— start of Items —
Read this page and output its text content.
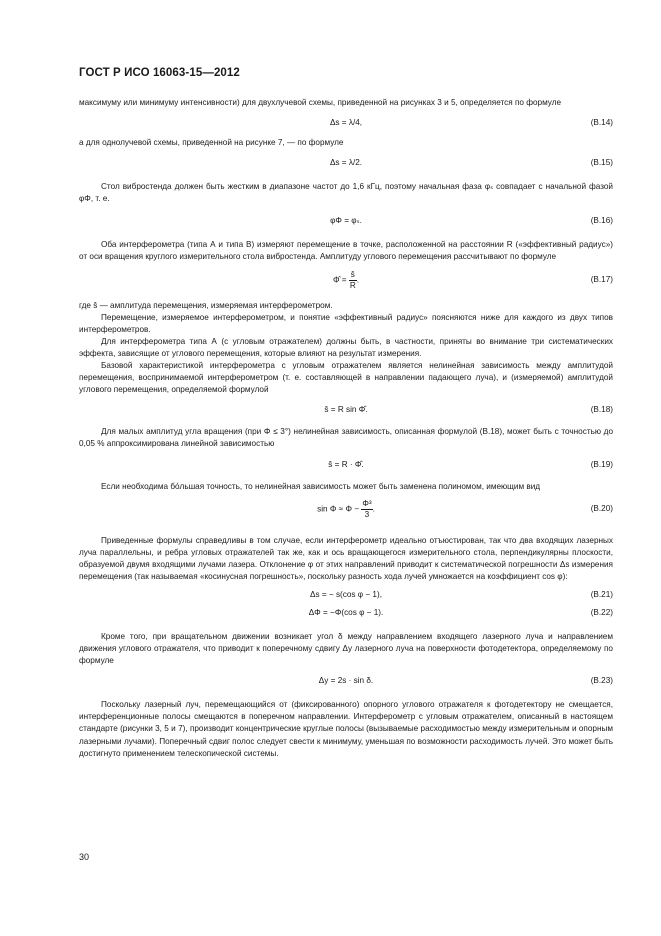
ГОСТ Р ИСО 16063-15—2012

максимуму или минимуму интенсивности) для двухлучевой схемы, приведенной на рисунках 3 и 5, определяется по формуле

Δs = λ/4,	(B.14)

а для однолучевой схемы, приведенной на рисунке 7, — по формуле

Δs = λ/2.	(B.15)

Стол вибростенда должен быть жестким в диапазоне частот до 1,6 кГц, поэтому начальная фаза φₛ совпадает с начальной фазой φΦ, т. е.

φΦ = φₛ.	(B.16)

Оба интерферометра (типа А и типа В) измеряют перемещение в точке, расположенной на расстоянии R («эффективный радиус») от оси вращения круглого измерительного стола вибростенда. Амплитуду углового перемещения рассчитывают по формуле

Φ̂ = $\frac{ŝ}{R}$ .	(B.17)

где ŝ — амплитуда перемещения, измеряемая интерферометром.

Перемещение, измеряемое интерферометром, и понятие «эффективный радиус» поясняются ниже для каждого из двух типов интерферометров.

Для интерферометра типа А (с угловым отражателем) должны быть, в частности, приняты во внимание три систематических эффекта, зависящие от углового перемещения, которые влияют на результат измерения.

Базовой характеристикой интерферометра с угловым отражателем является нелинейная зависимость между амплитудой перемещения, воспринимаемой интерферометром (т. е. составляющей в направлении падающего луча), и (измеряемой) амплитудой углового перемещения, определяемой формулой

ŝ = R sin Φ̂.	(B.18)

Для малых амплитуд угла вращения (при Φ ≤ 3°) нелинейная зависимость, описанная формулой (B.18), может быть с точностью до 0,05 % аппроксимирована линейной зависимостью

ŝ = R · Φ̂.	(B.19)

Если необходима бо́льшая точность, то нелинейная зависимость может быть заменена полиномом, имеющим вид

$\sin \Phi \approx \Phi - \frac{\text{Φ³}}{3}$ .	(B.20)

Приведенные формулы справедливы в том случае, если интерферометр идеально отъюстирован, так что два входящих лазерных луча параллельны, и ребра угловых отражателей так же, как и ось вращающегося измерительного стола, перпендикулярны плоскости, образуемой двумя входящими лучами лазера. Отклонение φ от этих направлений приводит к систематической погрешности Δs измерения перемещения (так называемая «косинусная погрешность», поскольку разность хода лучей умножается на коэффициент cos φ):

Δs = − s(cos φ − 1),	(B.21)
ΔΦ = −Φ(cos φ − 1).	(B.22)

Кроме того, при вращательном движении возникает угол δ между направлением входящего лазерного луча и направлением движения углового отражателя, что приводит к поперечному сдвигу Δy лазерного луча на поверхности фотодетектора, определяемому по формуле

Δy = 2s · sin δ.	(B.23)

Поскольку лазерный луч, перемещающийся от (фиксированного) опорного углового отражателя к фотодетектору не смещается, интерференционные полосы смещаются в поперечном направлении. Интерферометр с угловым отражателем, описанный в настоящем стандарте (рисунки 3, 5 и 7), производит концентрические круглые полосы (вызываемые расходимостью между измерительным и опорным лазерными лучами). Поперечный сдвиг полос следует свести к минимуму, уменьшая по возможности расходимость лучей. Это может быть достигнуто применением телескопической системы.

30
— end of Items —
» Directive: Reproduce each entry precisely, dropping only the pictures.

» Response to this task:
Read this page and output its text content.
ГОСТ Р ИСО 16063-15—2012

максимуму или минимуму интенсивности) для двухлучевой схемы, приведенной на рисунках 3 и 5, определяется по формуле

Δs = λ/4,	(B.14)

а для однолучевой схемы, приведенной на рисунке 7, — по формуле

Δs = λ/2.	(B.15)

Стол вибростенда должен быть жестким в диапазоне частот до 1,6 кГц, поэтому начальная фаза φₛ совпадает с начальной фазой φΦ, т. е.

φΦ = φₛ.	(B.16)

Оба интерферометра (типа А и типа В) измеряют перемещение в точке, расположенной на расстоянии R («эффективный радиус») от оси вращения круглого измерительного стола вибростенда. Амплитуду углового перемещения рассчитывают по формуле

Φ̂ = $\frac{ŝ}{R}$ .	(B.17)

где ŝ — амплитуда перемещения, измеряемая интерферометром.

Перемещение, измеряемое интерферометром, и понятие «эффективный радиус» поясняются ниже для каждого из двух типов интерферометров.

Для интерферометра типа А (с угловым отражателем) должны быть, в частности, приняты во внимание три систематических эффекта, зависящие от углового перемещения, которые влияют на результат измерения.

Базовой характеристикой интерферометра с угловым отражателем является нелинейная зависимость между амплитудой перемещения, воспринимаемой интерферометром (т. е. составляющей в направлении падающего луча), и (измеряемой) амплитудой углового перемещения, определяемой формулой

ŝ = R sin Φ̂.	(B.18)

Для малых амплитуд угла вращения (при Φ ≤ 3°) нелинейная зависимость, описанная формулой (B.18), может быть с точностью до 0,05 % аппроксимирована линейной зависимостью

ŝ = R · Φ̂.	(B.19)

Если необходима бо́льшая точность, то нелинейная зависимость может быть заменена полиномом, имеющим вид

$\sin \Phi \approx \Phi - \frac{\text{Φ³}}{3}$ .	(B.20)

Приведенные формулы справедливы в том случае, если интерферометр идеально отъюстирован, так что два входящих лазерных луча параллельны, и ребра угловых отражателей так же, как и ось вращающегося измерительного стола, перпендикулярны плоскости, образуемой двумя входящими лучами лазера. Отклонение φ от этих направлений приводит к систематической погрешности Δs измерения перемещения (так называемая «косинусная погрешность», поскольку разность хода лучей умножается на коэффициент cos φ):

Δs = − s(cos φ − 1),	(B.21)
ΔΦ = −Φ(cos φ − 1).	(B.22)

Кроме того, при вращательном движении возникает угол δ между направлением входящего лазерного луча и направлением движения углового отражателя, что приводит к поперечному сдвигу Δy лазерного луча на поверхности фотодетектора, определяемому по формуле

Δy = 2s · sin δ.	(B.23)

Поскольку лазерный луч, перемещающийся от (фиксированного) опорного углового отражателя к фотодетектору не смещается, интерференционные полосы смещаются в поперечном направлении. Интерферометр с угловым отражателем, описанный в настоящем стандарте (рисунки 3, 5 и 7), производит концентрические круглые полосы (вызываемые расходимостью между измерительным и опорным лазерными лучами). Поперечный сдвиг полос следует свести к минимуму, уменьшая по возможности расходимость лучей. Это может быть достигнуто применением телескопической системы.

30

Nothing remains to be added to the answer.